» EXERCISE:
Below is a block of records; repeat each one exactly.

::: STORED ROWS :::

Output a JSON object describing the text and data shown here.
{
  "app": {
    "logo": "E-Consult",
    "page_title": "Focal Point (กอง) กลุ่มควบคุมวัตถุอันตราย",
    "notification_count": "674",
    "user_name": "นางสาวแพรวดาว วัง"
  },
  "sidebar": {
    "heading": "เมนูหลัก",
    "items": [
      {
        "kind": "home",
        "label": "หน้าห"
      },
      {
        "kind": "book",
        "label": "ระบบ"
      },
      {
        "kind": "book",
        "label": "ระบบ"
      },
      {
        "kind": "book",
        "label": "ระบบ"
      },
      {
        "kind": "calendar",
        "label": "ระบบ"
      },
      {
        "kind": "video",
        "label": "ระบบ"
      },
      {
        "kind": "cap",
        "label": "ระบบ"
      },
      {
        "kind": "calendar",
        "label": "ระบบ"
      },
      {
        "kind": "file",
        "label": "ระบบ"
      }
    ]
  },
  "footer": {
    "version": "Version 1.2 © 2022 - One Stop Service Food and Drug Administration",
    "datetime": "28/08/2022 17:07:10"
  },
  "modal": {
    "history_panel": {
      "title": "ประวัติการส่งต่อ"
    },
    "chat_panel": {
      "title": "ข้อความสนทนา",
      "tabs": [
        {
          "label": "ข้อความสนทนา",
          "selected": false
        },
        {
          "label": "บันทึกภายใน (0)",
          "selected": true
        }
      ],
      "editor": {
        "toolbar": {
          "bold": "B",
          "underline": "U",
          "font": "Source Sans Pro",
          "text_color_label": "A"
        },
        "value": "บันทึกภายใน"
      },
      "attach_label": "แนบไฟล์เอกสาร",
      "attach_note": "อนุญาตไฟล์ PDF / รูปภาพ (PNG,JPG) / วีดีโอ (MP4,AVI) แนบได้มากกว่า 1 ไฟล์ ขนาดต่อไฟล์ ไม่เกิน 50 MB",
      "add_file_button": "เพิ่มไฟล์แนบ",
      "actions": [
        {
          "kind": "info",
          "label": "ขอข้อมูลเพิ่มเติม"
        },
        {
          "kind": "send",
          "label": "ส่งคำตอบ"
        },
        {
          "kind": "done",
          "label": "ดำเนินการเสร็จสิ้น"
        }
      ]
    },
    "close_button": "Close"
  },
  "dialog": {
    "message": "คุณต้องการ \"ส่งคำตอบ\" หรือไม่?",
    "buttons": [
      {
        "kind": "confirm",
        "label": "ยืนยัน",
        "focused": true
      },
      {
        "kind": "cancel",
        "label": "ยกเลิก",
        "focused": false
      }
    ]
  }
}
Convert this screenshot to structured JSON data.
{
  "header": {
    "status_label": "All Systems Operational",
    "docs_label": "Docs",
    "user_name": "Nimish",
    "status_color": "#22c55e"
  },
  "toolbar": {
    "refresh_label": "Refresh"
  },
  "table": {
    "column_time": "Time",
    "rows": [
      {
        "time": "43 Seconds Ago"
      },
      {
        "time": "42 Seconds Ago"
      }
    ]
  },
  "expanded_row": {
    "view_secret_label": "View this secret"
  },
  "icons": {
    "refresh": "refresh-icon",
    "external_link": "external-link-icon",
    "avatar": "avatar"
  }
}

:::

» RESPONSE:
Output a JSON object describing the text and data shown here.
{
  "app": {
    "logo": "E-Consult",
    "page_title": "Focal Point (กอง) กลุ่มควบคุมวัตถุอันตราย",
    "notification_count": "674",
    "user_name": "นางสาวแพรวดาว วัง"
  },
  "sidebar": {
    "heading": "เมนูหลัก",
    "items": [
      {
        "kind": "home",
        "label": "หน้าห"
      },
      {
        "kind": "book",
        "label": "ระบบ"
      },
      {
        "kind": "book",
        "label": "ระบบ"
      },
      {
        "kind": "book",
        "label": "ระบบ"
      },
      {
        "kind": "calendar",
        "label": "ระบบ"
      },
      {
        "kind": "video",
        "label": "ระบบ"
      },
      {
        "kind": "cap",
        "label": "ระบบ"
      },
      {
        "kind": "calendar",
        "label": "ระบบ"
      },
      {
        "kind": "file",
        "label": "ระบบ"
      }
    ]
  },
  "footer": {
    "version": "Version 1.2 © 2022 - One Stop Service Food and Drug Administration",
    "datetime": "28/08/2022 17:07:10"
  },
  "modal": {
    "history_panel": {
      "title": "ประวัติการส่งต่อ"
    },
    "chat_panel": {
      "title": "ข้อความสนทนา",
      "tabs": [
        {
          "label": "ข้อความสนทนา",
          "selected": false
        },
        {
          "label": "บันทึกภายใน (0)",
          "selected": true
        }
      ],
      "editor": {
        "toolbar": {
          "bold": "B",
          "underline": "U",
          "font": "Source Sans Pro",
          "text_color_label": "A"
        },
        "value": "บันทึกภายใน"
      },
      "attach_label": "แนบไฟล์เอกสาร",
      "attach_note": "อนุญาตไฟล์ PDF / รูปภาพ (PNG,JPG) / วีดีโอ (MP4,AVI) แนบได้มากกว่า 1 ไฟล์ ขนาดต่อไฟล์ ไม่เกิน 50 MB",
      "add_file_button": "เพิ่มไฟล์แนบ",
      "actions": [
        {
          "kind": "info",
          "label": "ขอข้อมูลเพิ่มเติม"
        },
        {
          "kind": "send",
          "label": "ส่งคำตอบ"
        },
        {
          "kind": "done",
          "label": "ดำเนินการเสร็จสิ้น"
        }
      ]
    },
    "close_button": "Close"
  },
  "dialog": {
    "message": "คุณต้องการ \"ส่งคำตอบ\" หรือไม่?",
    "buttons": [
      {
        "kind": "confirm",
        "label": "ยืนยัน",
        "focused": true
      },
      {
        "kind": "cancel",
        "label": "ยกเลิก",
        "focused": false
      }
    ]
  }
}
Convert this screenshot to structured JSON data.
{
  "header": {
    "status_label": "All Systems Operational",
    "docs_label": "Docs",
    "user_name": "Nimish",
    "status_color": "#22c55e"
  },
  "toolbar": {
    "refresh_label": "Refresh"
  },
  "table": {
    "column_time": "Time",
    "rows": [
      {
        "time": "43 Seconds Ago"
      },
      {
        "time": "42 Seconds Ago"
      }
    ]
  },
  "expanded_row": {
    "view_secret_label": "View this secret"
  },
  "icons": {
    "refresh": "refresh-icon",
    "external_link": "external-link-icon",
    "avatar": "avatar"
  }
}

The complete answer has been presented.